** start Given entries **
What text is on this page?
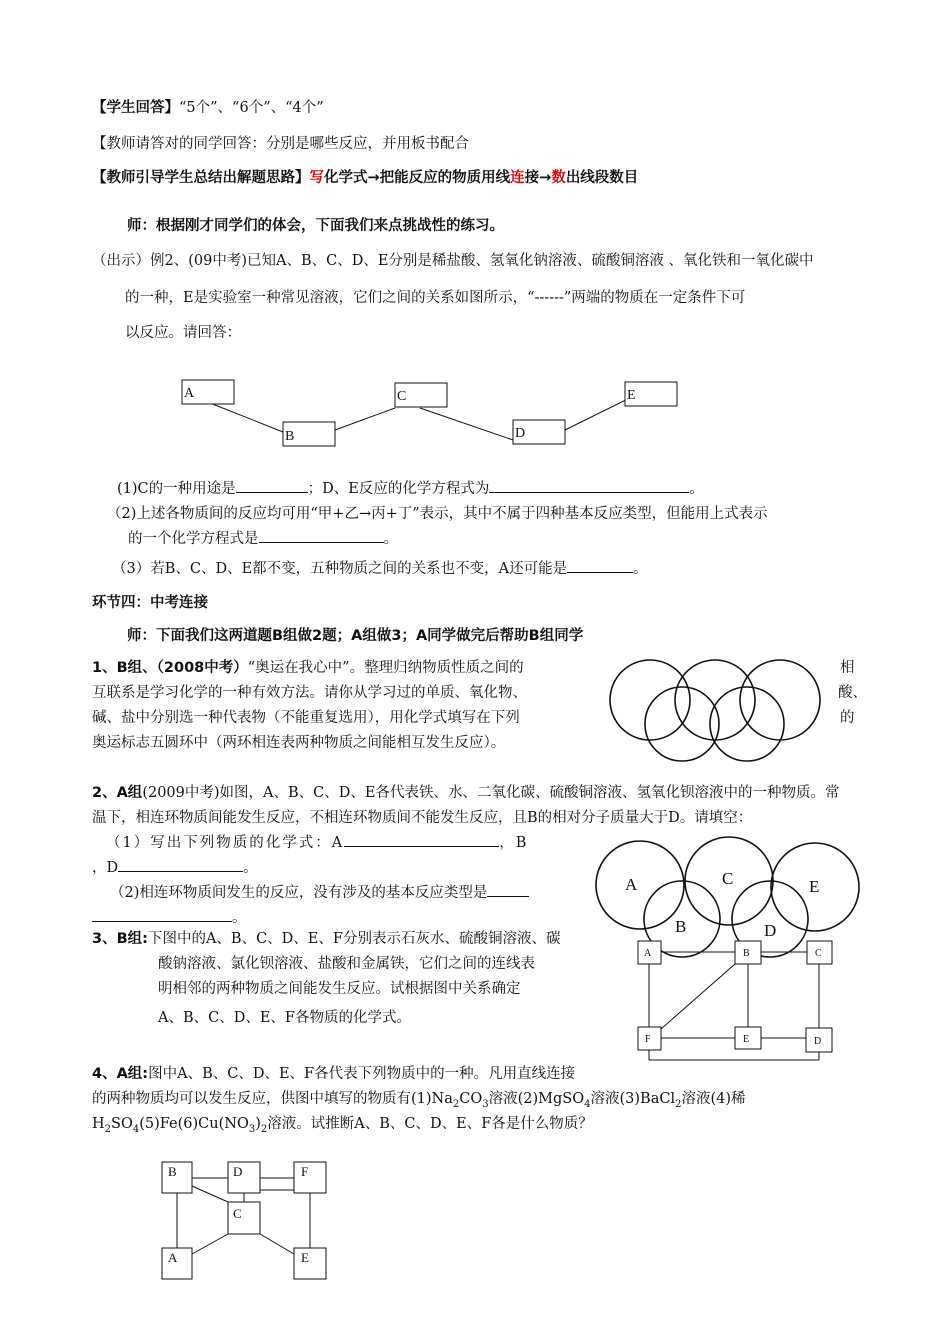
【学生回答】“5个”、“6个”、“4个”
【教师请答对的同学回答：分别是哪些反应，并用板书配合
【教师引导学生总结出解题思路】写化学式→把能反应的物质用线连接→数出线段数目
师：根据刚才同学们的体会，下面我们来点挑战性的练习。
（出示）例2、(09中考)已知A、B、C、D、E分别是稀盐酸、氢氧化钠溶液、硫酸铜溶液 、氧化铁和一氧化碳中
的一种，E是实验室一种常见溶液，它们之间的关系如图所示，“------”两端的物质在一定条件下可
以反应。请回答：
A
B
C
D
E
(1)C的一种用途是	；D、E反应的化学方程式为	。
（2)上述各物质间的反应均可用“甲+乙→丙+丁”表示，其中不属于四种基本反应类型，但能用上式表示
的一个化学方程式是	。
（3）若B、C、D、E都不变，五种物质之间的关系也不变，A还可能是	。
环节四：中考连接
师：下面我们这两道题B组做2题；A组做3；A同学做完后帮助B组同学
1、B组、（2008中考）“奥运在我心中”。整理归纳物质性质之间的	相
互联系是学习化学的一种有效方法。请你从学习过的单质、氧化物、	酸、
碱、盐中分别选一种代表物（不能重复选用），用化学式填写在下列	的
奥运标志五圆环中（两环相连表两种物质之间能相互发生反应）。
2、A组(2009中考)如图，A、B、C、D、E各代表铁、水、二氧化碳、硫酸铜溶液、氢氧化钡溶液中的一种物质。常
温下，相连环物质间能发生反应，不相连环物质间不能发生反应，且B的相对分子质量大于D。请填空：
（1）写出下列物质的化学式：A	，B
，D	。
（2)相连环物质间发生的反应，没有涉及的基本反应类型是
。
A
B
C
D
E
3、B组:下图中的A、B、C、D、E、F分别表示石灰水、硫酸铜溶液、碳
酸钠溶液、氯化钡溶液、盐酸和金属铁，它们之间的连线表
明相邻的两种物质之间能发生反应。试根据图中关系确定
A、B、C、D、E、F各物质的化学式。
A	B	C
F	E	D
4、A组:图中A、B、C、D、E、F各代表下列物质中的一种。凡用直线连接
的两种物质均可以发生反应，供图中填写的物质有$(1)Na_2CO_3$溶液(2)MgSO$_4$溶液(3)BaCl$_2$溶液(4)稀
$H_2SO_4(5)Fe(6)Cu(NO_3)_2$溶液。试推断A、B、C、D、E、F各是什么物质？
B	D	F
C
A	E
** end Given entries **
### [Instructions to follow]
Transcribe the records word for word and include no pictures.

### [In response]
What text is on this page?
【学生回答】“5个”、“6个”、“4个”
【教师请答对的同学回答：分别是哪些反应，并用板书配合
【教师引导学生总结出解题思路】写化学式→把能反应的物质用线连接→数出线段数目
师：根据刚才同学们的体会，下面我们来点挑战性的练习。
（出示）例2、(09中考)已知A、B、C、D、E分别是稀盐酸、氢氧化钠溶液、硫酸铜溶液 、氧化铁和一氧化碳中
的一种，E是实验室一种常见溶液，它们之间的关系如图所示，“------”两端的物质在一定条件下可
以反应。请回答：
A
B
C
D
E
(1)C的一种用途是	；D、E反应的化学方程式为	。
（2)上述各物质间的反应均可用“甲+乙→丙+丁”表示，其中不属于四种基本反应类型，但能用上式表示
的一个化学方程式是	。
（3）若B、C、D、E都不变，五种物质之间的关系也不变，A还可能是	。
环节四：中考连接
师：下面我们这两道题B组做2题；A组做3；A同学做完后帮助B组同学
1、B组、（2008中考）“奥运在我心中”。整理归纳物质性质之间的	相
互联系是学习化学的一种有效方法。请你从学习过的单质、氧化物、	酸、
碱、盐中分别选一种代表物（不能重复选用），用化学式填写在下列	的
奥运标志五圆环中（两环相连表两种物质之间能相互发生反应）。
2、A组(2009中考)如图，A、B、C、D、E各代表铁、水、二氧化碳、硫酸铜溶液、氢氧化钡溶液中的一种物质。常
温下，相连环物质间能发生反应，不相连环物质间不能发生反应，且B的相对分子质量大于D。请填空：
（1）写出下列物质的化学式：A	，B
，D	。
（2)相连环物质间发生的反应，没有涉及的基本反应类型是
。
A
B
C
D
E
3、B组:下图中的A、B、C、D、E、F分别表示石灰水、硫酸铜溶液、碳
酸钠溶液、氯化钡溶液、盐酸和金属铁，它们之间的连线表
明相邻的两种物质之间能发生反应。试根据图中关系确定
A、B、C、D、E、F各物质的化学式。
A	B	C
F	E	D
4、A组:图中A、B、C、D、E、F各代表下列物质中的一种。凡用直线连接
的两种物质均可以发生反应，供图中填写的物质有$(1)Na_2CO_3$溶液(2)MgSO$_4$溶液(3)BaCl$_2$溶液(4)稀
$H_2SO_4(5)Fe(6)Cu(NO_3)_2$溶液。试推断A、B、C、D、E、F各是什么物质？
B	D	F
C
A	E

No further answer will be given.